What you need to do
Repeat word for word the part of the news story about Michigan's mental health hotline from "The hotline would combine" up to and including "service like this.".

Document text
WILX Lansing
January 10, 2020

Christiana Ford

LANSING, MI (WILX) — The state of Michigan is one step closer to having a mental health hotline.

The legislation was passed in the state Senate Thursday to create the Michigan Crisis and Access line. The hotline would connect people with mental health resources throughout the state.

“I know what it feels like to feel helpless. I know what it feels like to now know where to go,” State Representative Mary Whiteford said.

Representative Whiteford is talking about her experience trying to get help for a loved one in a mental health crisis.

“I called my local community mental health and they told me “well if the person’s not on Medicaid or suicidal, we can’t help you,” and then I called some local providers. They weren’t taking new patients and it was an eight-month wait,” Whiteford said.

For three years, Whiteford worked to get a state-wide mental health hotline. This week the Senate voted to create the Michigan Crisis and Access Line to connect callers with needed resources.

“An individual will call. You can be a teacher, you can be an emergency room nurse trying to find a bed for somebody that’s in crisis- a psychiatric bed, it could be a police officer, a teacher, just somebody who knows somebody that they care about needs help,” Whiteford said.

Mark McWilliams with the Michigan Protection and Advocacy Service said the hotline would address a long-standing problem.

“There are stories, if you talk to providers, about having to call around and making dozens of phone calls before they can find a service that a person needs. Often it’s kind of short-time crisis intervention or crisis stabilization,” McWilliams said.

The non-profit serves those with disabilities and mental illness. McWilliams said he is happy to finally see action being taken.

“There are problems getting community services especially, so to see that there’s legislation moving forward, even making a change like this is really satisfying,” McWilliams said. “It’s not going to solve all of our problems, but it is something that we can do given our current resources to make service easier.”

The state House has to approve some changes the Senate made before the bill goes to Gov. Gretchen Whitmer’s desk.

The hotline would combine the suicide hotline, opioid hotline and in-patient psych bed registry.

If the legislation passes, Michigan will become only the second state to have a service like this.

Input data
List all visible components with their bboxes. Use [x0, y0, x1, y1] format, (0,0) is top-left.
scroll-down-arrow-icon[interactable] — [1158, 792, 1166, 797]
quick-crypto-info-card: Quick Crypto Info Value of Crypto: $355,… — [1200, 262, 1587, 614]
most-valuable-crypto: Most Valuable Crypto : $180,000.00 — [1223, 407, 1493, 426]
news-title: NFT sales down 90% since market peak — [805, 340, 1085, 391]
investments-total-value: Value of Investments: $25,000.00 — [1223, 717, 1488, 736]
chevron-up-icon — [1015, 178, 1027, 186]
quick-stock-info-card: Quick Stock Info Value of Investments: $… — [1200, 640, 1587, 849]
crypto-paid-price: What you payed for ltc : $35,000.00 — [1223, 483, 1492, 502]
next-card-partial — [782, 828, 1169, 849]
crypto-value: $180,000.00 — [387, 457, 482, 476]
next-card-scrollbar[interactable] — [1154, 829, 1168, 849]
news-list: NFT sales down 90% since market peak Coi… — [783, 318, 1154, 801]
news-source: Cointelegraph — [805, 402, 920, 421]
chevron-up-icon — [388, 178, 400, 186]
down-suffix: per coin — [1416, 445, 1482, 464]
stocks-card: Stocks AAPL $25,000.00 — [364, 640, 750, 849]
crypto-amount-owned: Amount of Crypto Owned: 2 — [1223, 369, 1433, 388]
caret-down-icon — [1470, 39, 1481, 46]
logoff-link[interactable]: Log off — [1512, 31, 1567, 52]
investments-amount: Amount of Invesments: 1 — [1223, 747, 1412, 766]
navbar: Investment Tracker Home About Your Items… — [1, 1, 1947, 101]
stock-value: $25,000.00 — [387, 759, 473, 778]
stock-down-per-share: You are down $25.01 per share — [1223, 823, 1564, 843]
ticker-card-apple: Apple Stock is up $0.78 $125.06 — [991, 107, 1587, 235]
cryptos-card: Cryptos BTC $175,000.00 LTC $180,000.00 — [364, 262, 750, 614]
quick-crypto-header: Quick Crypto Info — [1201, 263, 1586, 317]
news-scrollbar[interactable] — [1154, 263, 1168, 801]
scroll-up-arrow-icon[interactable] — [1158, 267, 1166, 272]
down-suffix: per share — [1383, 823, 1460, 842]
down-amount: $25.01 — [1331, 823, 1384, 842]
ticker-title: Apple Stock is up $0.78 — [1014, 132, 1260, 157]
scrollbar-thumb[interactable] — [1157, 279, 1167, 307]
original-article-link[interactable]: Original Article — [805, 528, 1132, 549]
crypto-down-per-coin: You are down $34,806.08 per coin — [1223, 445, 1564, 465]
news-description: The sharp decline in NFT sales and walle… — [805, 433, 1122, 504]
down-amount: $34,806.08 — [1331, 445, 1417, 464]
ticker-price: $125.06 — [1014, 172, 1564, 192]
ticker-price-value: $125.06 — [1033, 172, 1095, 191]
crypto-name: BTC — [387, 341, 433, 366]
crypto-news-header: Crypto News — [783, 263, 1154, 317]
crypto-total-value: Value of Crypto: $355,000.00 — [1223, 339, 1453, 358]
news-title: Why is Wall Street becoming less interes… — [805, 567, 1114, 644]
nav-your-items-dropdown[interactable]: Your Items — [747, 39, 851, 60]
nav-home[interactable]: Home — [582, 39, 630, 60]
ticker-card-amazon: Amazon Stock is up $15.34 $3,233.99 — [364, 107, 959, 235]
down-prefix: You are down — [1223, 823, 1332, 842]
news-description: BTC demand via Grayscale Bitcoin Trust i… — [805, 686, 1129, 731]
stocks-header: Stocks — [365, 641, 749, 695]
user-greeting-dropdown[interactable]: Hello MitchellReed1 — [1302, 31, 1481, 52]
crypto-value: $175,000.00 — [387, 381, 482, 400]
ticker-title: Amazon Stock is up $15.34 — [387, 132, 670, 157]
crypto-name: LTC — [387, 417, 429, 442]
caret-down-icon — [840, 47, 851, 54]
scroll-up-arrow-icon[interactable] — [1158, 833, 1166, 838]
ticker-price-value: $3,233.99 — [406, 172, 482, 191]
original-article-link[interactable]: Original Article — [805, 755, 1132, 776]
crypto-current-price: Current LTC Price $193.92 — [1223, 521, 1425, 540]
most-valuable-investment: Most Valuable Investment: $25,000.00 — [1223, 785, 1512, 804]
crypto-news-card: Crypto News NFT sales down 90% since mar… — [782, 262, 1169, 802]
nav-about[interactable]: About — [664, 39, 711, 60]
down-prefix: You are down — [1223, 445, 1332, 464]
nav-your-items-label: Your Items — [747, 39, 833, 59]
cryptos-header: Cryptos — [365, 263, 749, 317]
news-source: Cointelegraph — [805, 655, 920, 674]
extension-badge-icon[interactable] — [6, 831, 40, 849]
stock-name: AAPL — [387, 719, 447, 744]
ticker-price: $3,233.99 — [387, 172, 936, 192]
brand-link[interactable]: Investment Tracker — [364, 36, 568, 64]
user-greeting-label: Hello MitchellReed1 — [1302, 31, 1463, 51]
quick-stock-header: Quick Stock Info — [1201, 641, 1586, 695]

Answer space
The hotline would combine the suicide hotline, opioid hotline and in-patient psych bed registry.

If the legislation passes, Michigan will become only the second state to have a service like this.